Problem details →
Check each line of the material below for the string "text", then report how many lines have it, and nothing else.

[Extracted data entries]
--
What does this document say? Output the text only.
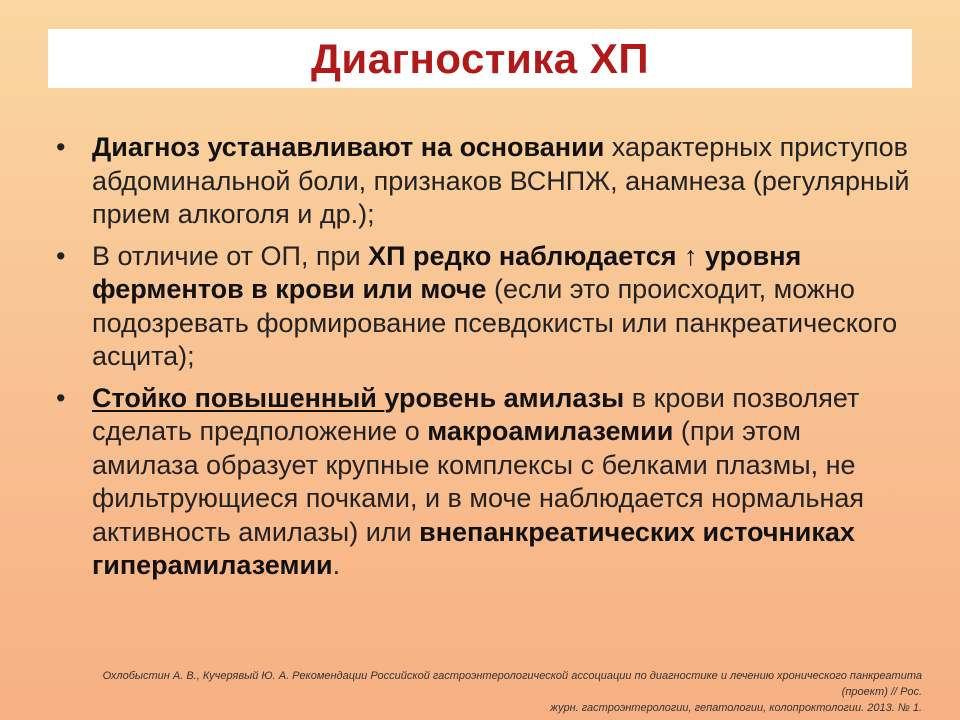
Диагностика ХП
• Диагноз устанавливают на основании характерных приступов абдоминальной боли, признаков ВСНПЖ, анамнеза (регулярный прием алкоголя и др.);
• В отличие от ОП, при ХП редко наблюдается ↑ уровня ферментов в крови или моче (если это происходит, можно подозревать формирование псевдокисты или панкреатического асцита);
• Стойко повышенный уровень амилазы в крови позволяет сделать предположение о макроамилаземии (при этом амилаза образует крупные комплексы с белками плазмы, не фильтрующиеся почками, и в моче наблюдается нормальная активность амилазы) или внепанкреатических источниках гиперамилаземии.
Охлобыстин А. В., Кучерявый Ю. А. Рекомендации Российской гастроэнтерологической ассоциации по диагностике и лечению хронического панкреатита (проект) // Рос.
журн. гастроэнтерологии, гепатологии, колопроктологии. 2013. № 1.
--
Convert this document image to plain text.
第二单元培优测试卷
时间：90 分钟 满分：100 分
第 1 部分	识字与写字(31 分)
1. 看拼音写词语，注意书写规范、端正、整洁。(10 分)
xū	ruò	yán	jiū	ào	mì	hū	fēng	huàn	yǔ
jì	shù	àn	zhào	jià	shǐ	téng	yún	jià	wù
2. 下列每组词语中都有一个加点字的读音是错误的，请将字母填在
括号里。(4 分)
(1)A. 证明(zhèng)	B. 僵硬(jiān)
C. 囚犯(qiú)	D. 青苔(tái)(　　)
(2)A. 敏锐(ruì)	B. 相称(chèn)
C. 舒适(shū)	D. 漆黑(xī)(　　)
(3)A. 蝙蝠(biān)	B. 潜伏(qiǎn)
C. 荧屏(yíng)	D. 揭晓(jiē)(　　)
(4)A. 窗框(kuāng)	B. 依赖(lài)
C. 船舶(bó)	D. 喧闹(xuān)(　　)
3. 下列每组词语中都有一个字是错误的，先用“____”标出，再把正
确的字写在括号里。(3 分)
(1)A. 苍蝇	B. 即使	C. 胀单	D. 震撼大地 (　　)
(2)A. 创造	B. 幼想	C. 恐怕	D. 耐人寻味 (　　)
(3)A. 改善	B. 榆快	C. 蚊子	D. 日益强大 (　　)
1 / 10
--
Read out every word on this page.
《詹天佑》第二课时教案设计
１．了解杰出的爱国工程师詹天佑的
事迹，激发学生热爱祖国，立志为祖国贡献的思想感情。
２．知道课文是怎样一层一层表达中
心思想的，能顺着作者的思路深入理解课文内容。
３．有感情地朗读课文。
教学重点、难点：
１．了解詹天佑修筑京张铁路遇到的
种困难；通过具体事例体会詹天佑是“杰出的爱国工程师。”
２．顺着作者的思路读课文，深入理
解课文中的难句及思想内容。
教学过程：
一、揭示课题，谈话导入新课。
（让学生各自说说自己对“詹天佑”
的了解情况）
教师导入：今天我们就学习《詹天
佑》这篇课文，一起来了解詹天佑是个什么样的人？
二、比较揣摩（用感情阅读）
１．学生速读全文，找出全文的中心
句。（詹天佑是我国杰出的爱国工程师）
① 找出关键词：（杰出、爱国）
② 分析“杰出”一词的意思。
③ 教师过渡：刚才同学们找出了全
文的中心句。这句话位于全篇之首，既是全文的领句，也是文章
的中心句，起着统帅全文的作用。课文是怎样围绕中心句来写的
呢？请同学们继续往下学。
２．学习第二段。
--
Correct result →
2